Scan the data beneath this task and copy each line that includes "Last".

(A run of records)
········

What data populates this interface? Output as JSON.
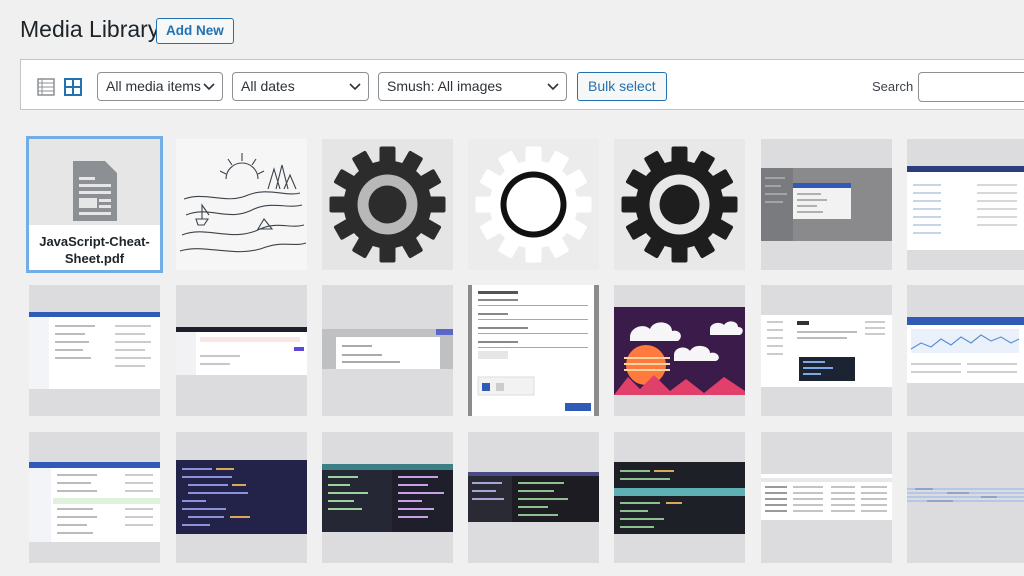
{
  "page": {
    "title": "Media Library",
    "add_new_label": "Add New"
  },
  "toolbar": {
    "view_icons": [
      "list-view-icon",
      "grid-view-icon"
    ],
    "filter_type": "All media items",
    "filter_date": "All dates",
    "filter_smush": "Smush: All images",
    "bulk_select_label": "Bulk select",
    "search_label": "Search",
    "search_value": ""
  },
  "grid": {
    "items": [
      {
        "kind": "document",
        "filename": "JavaScript-Cheat-Sheet.pdf",
        "selected": true
      },
      {
        "kind": "image",
        "thumb": "line-art-landscape"
      },
      {
        "kind": "image",
        "thumb": "gear-dark-gray"
      },
      {
        "kind": "image",
        "thumb": "gear-white"
      },
      {
        "kind": "image",
        "thumb": "gear-dark"
      },
      {
        "kind": "image",
        "thumb": "dropdown-screenshot"
      },
      {
        "kind": "image",
        "thumb": "table-screenshot"
      },
      {
        "kind": "image",
        "thumb": "dashboard-screenshot"
      },
      {
        "kind": "image",
        "thumb": "dark-header-screenshot"
      },
      {
        "kind": "image",
        "thumb": "dialog-screenshot"
      },
      {
        "kind": "image",
        "thumb": "new-site-modal-screenshot"
      },
      {
        "kind": "image",
        "thumb": "synthwave-clouds"
      },
      {
        "kind": "image",
        "thumb": "docs-code-screenshot"
      },
      {
        "kind": "image",
        "thumb": "analytics-chart-screenshot"
      },
      {
        "kind": "image",
        "thumb": "file-list-screenshot"
      },
      {
        "kind": "image",
        "thumb": "dark-code-editor"
      },
      {
        "kind": "image",
        "thumb": "teal-code-editor"
      },
      {
        "kind": "image",
        "thumb": "dark-code-editor-2"
      },
      {
        "kind": "image",
        "thumb": "teal-code-editor-2"
      },
      {
        "kind": "image",
        "thumb": "data-table-screenshot"
      },
      {
        "kind": "image",
        "thumb": "log-list-screenshot"
      }
    ]
  },
  "colors": {
    "accent": "#2271b1",
    "selected_outline": "#72aee6",
    "background": "#f0f0f1"
  }
}
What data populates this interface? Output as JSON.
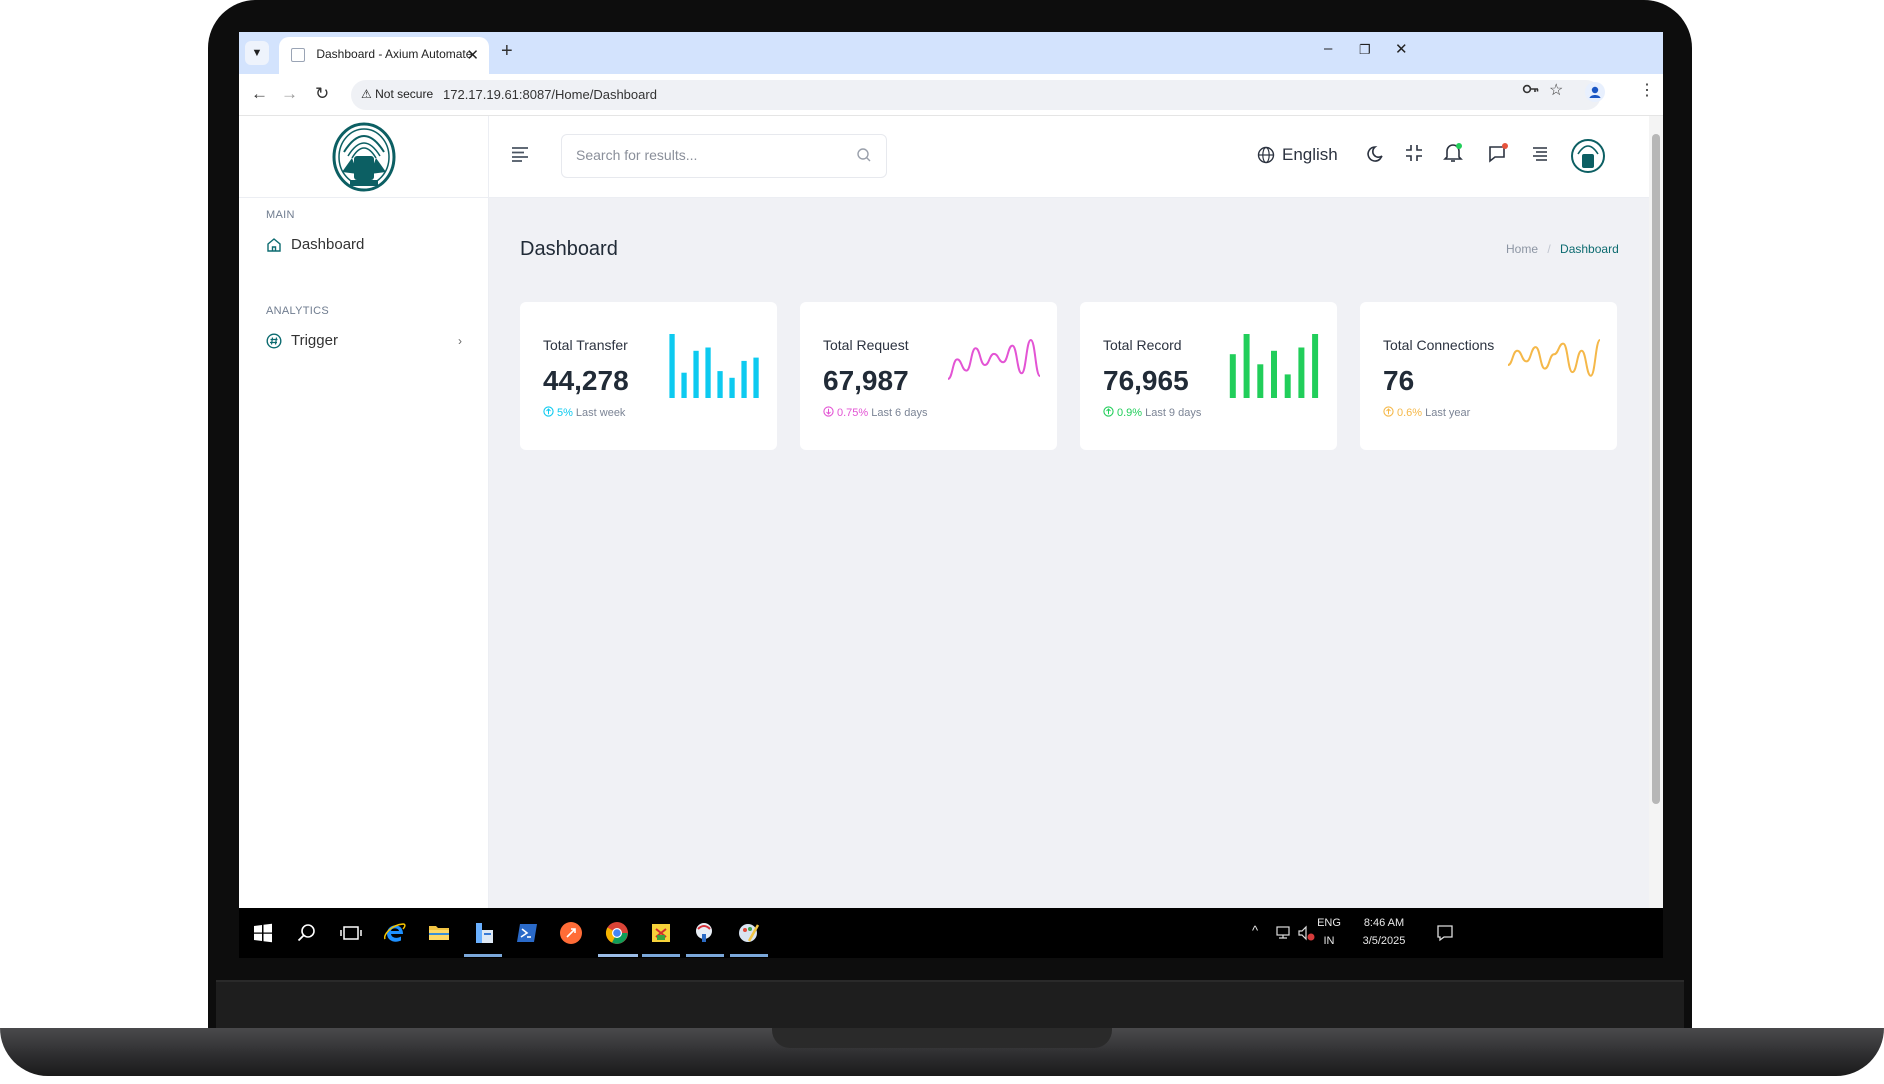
{
  "browser": {
    "tab_title": "Dashboard - Axium Automate",
    "new_tab": "+",
    "not_secure": "Not secure",
    "url": "172.17.19.61:8087/Home/Dashboard",
    "minimize": "–",
    "restore": "❐",
    "close": "✕"
  },
  "sidebar": {
    "section_main": "MAIN",
    "item_dashboard": "Dashboard",
    "section_analytics": "ANALYTICS",
    "item_trigger": "Trigger"
  },
  "topbar": {
    "search_placeholder": "Search for results...",
    "language": "English"
  },
  "page": {
    "title": "Dashboard",
    "breadcrumb_home": "Home",
    "breadcrumb_sep": "/",
    "breadcrumb_current": "Dashboard"
  },
  "cards": [
    {
      "title": "Total Transfer",
      "value": "44,278",
      "change": "5%",
      "period": "Last week",
      "color": "#0dcaf0",
      "chart_type": "bar",
      "chart_values": [
        38,
        15,
        28,
        30,
        16,
        12,
        22,
        24
      ]
    },
    {
      "title": "Total Request",
      "value": "67,987",
      "change": "0.75%",
      "period": "Last 6 days",
      "color": "#e354d4",
      "chart_type": "line",
      "chart_values": [
        8,
        22,
        14,
        30,
        18,
        26,
        20,
        32,
        12,
        36,
        10
      ]
    },
    {
      "title": "Total Record",
      "value": "76,965",
      "change": "0.9%",
      "period": "Last 9 days",
      "color": "#21ce5a",
      "chart_type": "bar",
      "chart_values": [
        26,
        38,
        20,
        28,
        14,
        30,
        38
      ]
    },
    {
      "title": "Total Connections",
      "value": "76",
      "change": "0.6%",
      "period": "Last year",
      "color": "#f5b849",
      "chart_type": "line",
      "chart_values": [
        14,
        22,
        16,
        24,
        12,
        20,
        26,
        10,
        22,
        8,
        28
      ]
    }
  ],
  "taskbar": {
    "lang_line1": "ENG",
    "lang_line2": "IN",
    "time": "8:46 AM",
    "date": "3/5/2025"
  },
  "colors": {
    "brand": "#0c6b70",
    "notification_dot": "#21ce5a",
    "message_dot": "#e6533c"
  }
}
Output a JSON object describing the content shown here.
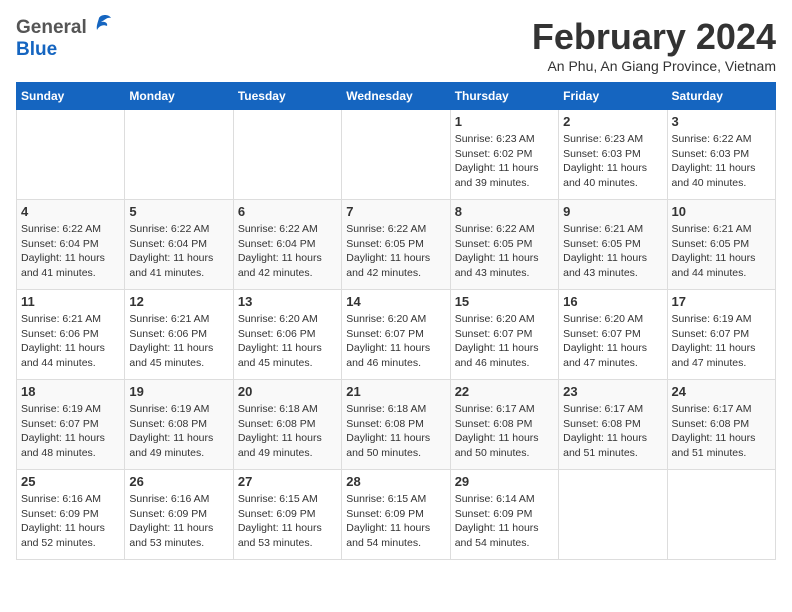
{
  "header": {
    "logo_general": "General",
    "logo_blue": "Blue",
    "title": "February 2024",
    "subtitle": "An Phu, An Giang Province, Vietnam"
  },
  "weekdays": [
    "Sunday",
    "Monday",
    "Tuesday",
    "Wednesday",
    "Thursday",
    "Friday",
    "Saturday"
  ],
  "weeks": [
    [
      {
        "day": "",
        "sunrise": "",
        "sunset": "",
        "daylight": ""
      },
      {
        "day": "",
        "sunrise": "",
        "sunset": "",
        "daylight": ""
      },
      {
        "day": "",
        "sunrise": "",
        "sunset": "",
        "daylight": ""
      },
      {
        "day": "",
        "sunrise": "",
        "sunset": "",
        "daylight": ""
      },
      {
        "day": "1",
        "sunrise": "Sunrise: 6:23 AM",
        "sunset": "Sunset: 6:02 PM",
        "daylight": "Daylight: 11 hours and 39 minutes."
      },
      {
        "day": "2",
        "sunrise": "Sunrise: 6:23 AM",
        "sunset": "Sunset: 6:03 PM",
        "daylight": "Daylight: 11 hours and 40 minutes."
      },
      {
        "day": "3",
        "sunrise": "Sunrise: 6:22 AM",
        "sunset": "Sunset: 6:03 PM",
        "daylight": "Daylight: 11 hours and 40 minutes."
      }
    ],
    [
      {
        "day": "4",
        "sunrise": "Sunrise: 6:22 AM",
        "sunset": "Sunset: 6:04 PM",
        "daylight": "Daylight: 11 hours and 41 minutes."
      },
      {
        "day": "5",
        "sunrise": "Sunrise: 6:22 AM",
        "sunset": "Sunset: 6:04 PM",
        "daylight": "Daylight: 11 hours and 41 minutes."
      },
      {
        "day": "6",
        "sunrise": "Sunrise: 6:22 AM",
        "sunset": "Sunset: 6:04 PM",
        "daylight": "Daylight: 11 hours and 42 minutes."
      },
      {
        "day": "7",
        "sunrise": "Sunrise: 6:22 AM",
        "sunset": "Sunset: 6:05 PM",
        "daylight": "Daylight: 11 hours and 42 minutes."
      },
      {
        "day": "8",
        "sunrise": "Sunrise: 6:22 AM",
        "sunset": "Sunset: 6:05 PM",
        "daylight": "Daylight: 11 hours and 43 minutes."
      },
      {
        "day": "9",
        "sunrise": "Sunrise: 6:21 AM",
        "sunset": "Sunset: 6:05 PM",
        "daylight": "Daylight: 11 hours and 43 minutes."
      },
      {
        "day": "10",
        "sunrise": "Sunrise: 6:21 AM",
        "sunset": "Sunset: 6:05 PM",
        "daylight": "Daylight: 11 hours and 44 minutes."
      }
    ],
    [
      {
        "day": "11",
        "sunrise": "Sunrise: 6:21 AM",
        "sunset": "Sunset: 6:06 PM",
        "daylight": "Daylight: 11 hours and 44 minutes."
      },
      {
        "day": "12",
        "sunrise": "Sunrise: 6:21 AM",
        "sunset": "Sunset: 6:06 PM",
        "daylight": "Daylight: 11 hours and 45 minutes."
      },
      {
        "day": "13",
        "sunrise": "Sunrise: 6:20 AM",
        "sunset": "Sunset: 6:06 PM",
        "daylight": "Daylight: 11 hours and 45 minutes."
      },
      {
        "day": "14",
        "sunrise": "Sunrise: 6:20 AM",
        "sunset": "Sunset: 6:07 PM",
        "daylight": "Daylight: 11 hours and 46 minutes."
      },
      {
        "day": "15",
        "sunrise": "Sunrise: 6:20 AM",
        "sunset": "Sunset: 6:07 PM",
        "daylight": "Daylight: 11 hours and 46 minutes."
      },
      {
        "day": "16",
        "sunrise": "Sunrise: 6:20 AM",
        "sunset": "Sunset: 6:07 PM",
        "daylight": "Daylight: 11 hours and 47 minutes."
      },
      {
        "day": "17",
        "sunrise": "Sunrise: 6:19 AM",
        "sunset": "Sunset: 6:07 PM",
        "daylight": "Daylight: 11 hours and 47 minutes."
      }
    ],
    [
      {
        "day": "18",
        "sunrise": "Sunrise: 6:19 AM",
        "sunset": "Sunset: 6:07 PM",
        "daylight": "Daylight: 11 hours and 48 minutes."
      },
      {
        "day": "19",
        "sunrise": "Sunrise: 6:19 AM",
        "sunset": "Sunset: 6:08 PM",
        "daylight": "Daylight: 11 hours and 49 minutes."
      },
      {
        "day": "20",
        "sunrise": "Sunrise: 6:18 AM",
        "sunset": "Sunset: 6:08 PM",
        "daylight": "Daylight: 11 hours and 49 minutes."
      },
      {
        "day": "21",
        "sunrise": "Sunrise: 6:18 AM",
        "sunset": "Sunset: 6:08 PM",
        "daylight": "Daylight: 11 hours and 50 minutes."
      },
      {
        "day": "22",
        "sunrise": "Sunrise: 6:17 AM",
        "sunset": "Sunset: 6:08 PM",
        "daylight": "Daylight: 11 hours and 50 minutes."
      },
      {
        "day": "23",
        "sunrise": "Sunrise: 6:17 AM",
        "sunset": "Sunset: 6:08 PM",
        "daylight": "Daylight: 11 hours and 51 minutes."
      },
      {
        "day": "24",
        "sunrise": "Sunrise: 6:17 AM",
        "sunset": "Sunset: 6:08 PM",
        "daylight": "Daylight: 11 hours and 51 minutes."
      }
    ],
    [
      {
        "day": "25",
        "sunrise": "Sunrise: 6:16 AM",
        "sunset": "Sunset: 6:09 PM",
        "daylight": "Daylight: 11 hours and 52 minutes."
      },
      {
        "day": "26",
        "sunrise": "Sunrise: 6:16 AM",
        "sunset": "Sunset: 6:09 PM",
        "daylight": "Daylight: 11 hours and 53 minutes."
      },
      {
        "day": "27",
        "sunrise": "Sunrise: 6:15 AM",
        "sunset": "Sunset: 6:09 PM",
        "daylight": "Daylight: 11 hours and 53 minutes."
      },
      {
        "day": "28",
        "sunrise": "Sunrise: 6:15 AM",
        "sunset": "Sunset: 6:09 PM",
        "daylight": "Daylight: 11 hours and 54 minutes."
      },
      {
        "day": "29",
        "sunrise": "Sunrise: 6:14 AM",
        "sunset": "Sunset: 6:09 PM",
        "daylight": "Daylight: 11 hours and 54 minutes."
      },
      {
        "day": "",
        "sunrise": "",
        "sunset": "",
        "daylight": ""
      },
      {
        "day": "",
        "sunrise": "",
        "sunset": "",
        "daylight": ""
      }
    ]
  ]
}
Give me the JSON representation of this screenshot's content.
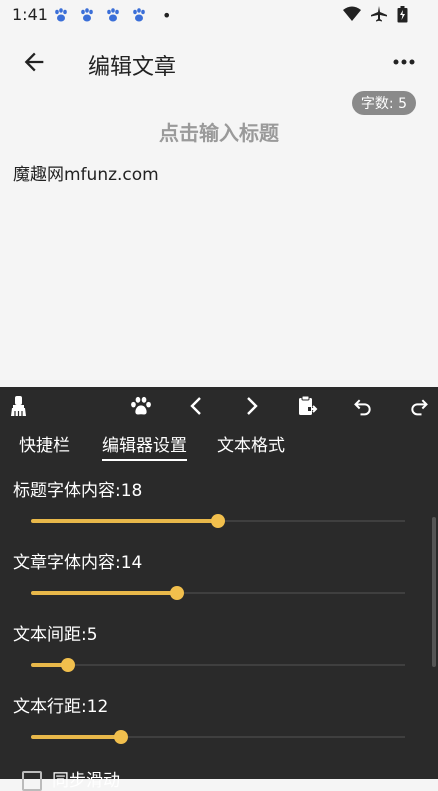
{
  "status": {
    "time": "1:41",
    "dot": "•"
  },
  "appbar": {
    "title": "编辑文章",
    "back_icon": "arrow-left-icon",
    "more_icon": "more-dots-icon"
  },
  "editor": {
    "word_count": "字数: 5",
    "title_placeholder": "点击输入标题",
    "content": "魔趣网mfunz.com"
  },
  "toolbar": {
    "icons": [
      "brush-icon",
      "paw-icon",
      "chevron-left-icon",
      "chevron-right-icon",
      "clipboard-paste-icon",
      "undo-icon",
      "redo-icon"
    ]
  },
  "tabs": [
    {
      "label": "快捷栏",
      "active": false
    },
    {
      "label": "编辑器设置",
      "active": true
    },
    {
      "label": "文本格式",
      "active": false
    }
  ],
  "settings": [
    {
      "label": "标题字体内容:18",
      "fraction": 0.5
    },
    {
      "label": "文章字体内容:14",
      "fraction": 0.39
    },
    {
      "label": "文本间距:5",
      "fraction": 0.1
    },
    {
      "label": "文本行距:12",
      "fraction": 0.24
    }
  ],
  "sync_scroll": {
    "label": "同步滑动",
    "checked": false
  },
  "colors": {
    "accent": "#f1bf4d",
    "panel_bg": "#2a2a2a",
    "page_bg": "#f5f5f5",
    "badge_bg": "#8a8a8a"
  }
}
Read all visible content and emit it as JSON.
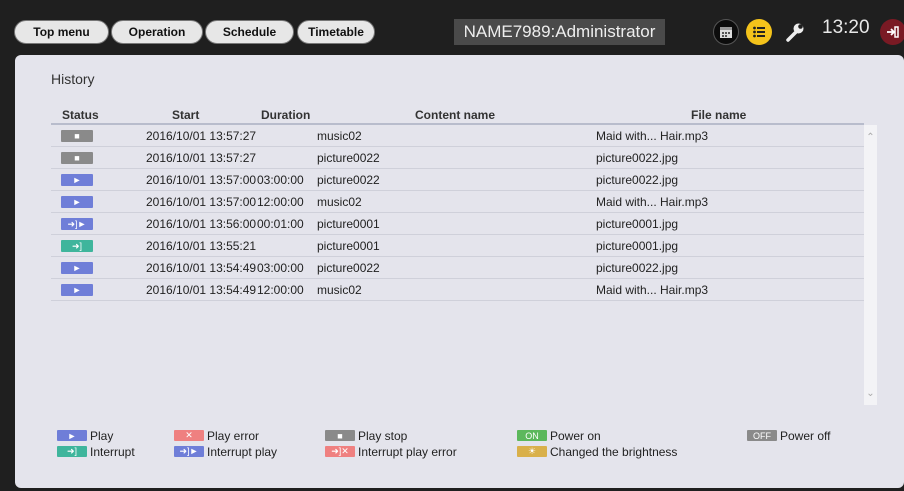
{
  "nav": {
    "top_menu": "Top menu",
    "operation": "Operation",
    "schedule": "Schedule",
    "timetable": "Timetable"
  },
  "user": "NAME7989:Administrator",
  "clock": "13:20",
  "panel": {
    "title": "History"
  },
  "columns": {
    "status": "Status",
    "start": "Start",
    "duration": "Duration",
    "content_name": "Content name",
    "file_name": "File name"
  },
  "rows": [
    {
      "status": "play-stop",
      "start": "2016/10/01 13:57:27",
      "duration": "",
      "content": "music02",
      "file": "Maid with... Hair.mp3"
    },
    {
      "status": "play-stop",
      "start": "2016/10/01 13:57:27",
      "duration": "",
      "content": "picture0022",
      "file": "picture0022.jpg"
    },
    {
      "status": "play",
      "start": "2016/10/01 13:57:00",
      "duration": "03:00:00",
      "content": "picture0022",
      "file": "picture0022.jpg"
    },
    {
      "status": "play",
      "start": "2016/10/01 13:57:00",
      "duration": "12:00:00",
      "content": "music02",
      "file": "Maid with... Hair.mp3"
    },
    {
      "status": "interrupt-play",
      "start": "2016/10/01 13:56:00",
      "duration": "00:01:00",
      "content": "picture0001",
      "file": "picture0001.jpg"
    },
    {
      "status": "interrupt",
      "start": "2016/10/01 13:55:21",
      "duration": "",
      "content": "picture0001",
      "file": "picture0001.jpg"
    },
    {
      "status": "play",
      "start": "2016/10/01 13:54:49",
      "duration": "03:00:00",
      "content": "picture0022",
      "file": "picture0022.jpg"
    },
    {
      "status": "play",
      "start": "2016/10/01 13:54:49",
      "duration": "12:00:00",
      "content": "music02",
      "file": "Maid with... Hair.mp3"
    }
  ],
  "legend": {
    "play": "Play",
    "play_error": "Play error",
    "play_stop": "Play stop",
    "power_on": "Power on",
    "power_on_badge": "ON",
    "power_off": "Power off",
    "power_off_badge": "OFF",
    "interrupt": "Interrupt",
    "interrupt_play": "Interrupt play",
    "interrupt_play_error": "Interrupt play error",
    "changed_brightness": "Changed the brightness"
  },
  "colors": {
    "play": "#6f7ed8",
    "play_stop": "#8a8a8a",
    "interrupt": "#3fb59c",
    "error": "#ef8080",
    "power_on": "#5cb85c",
    "power_off": "#8a8a8a",
    "brightness": "#d9b04a"
  },
  "icons": {
    "calendar": "calendar-icon",
    "list": "list-icon",
    "settings": "wrench-icon",
    "logout": "logout-icon"
  }
}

········

◆ **RESPONSE FOR THIS EXERCISE**:
      "period": "Last week",
      "period": "Last 6 days",
      "period": "Last 9 days",
      "period": "Last year",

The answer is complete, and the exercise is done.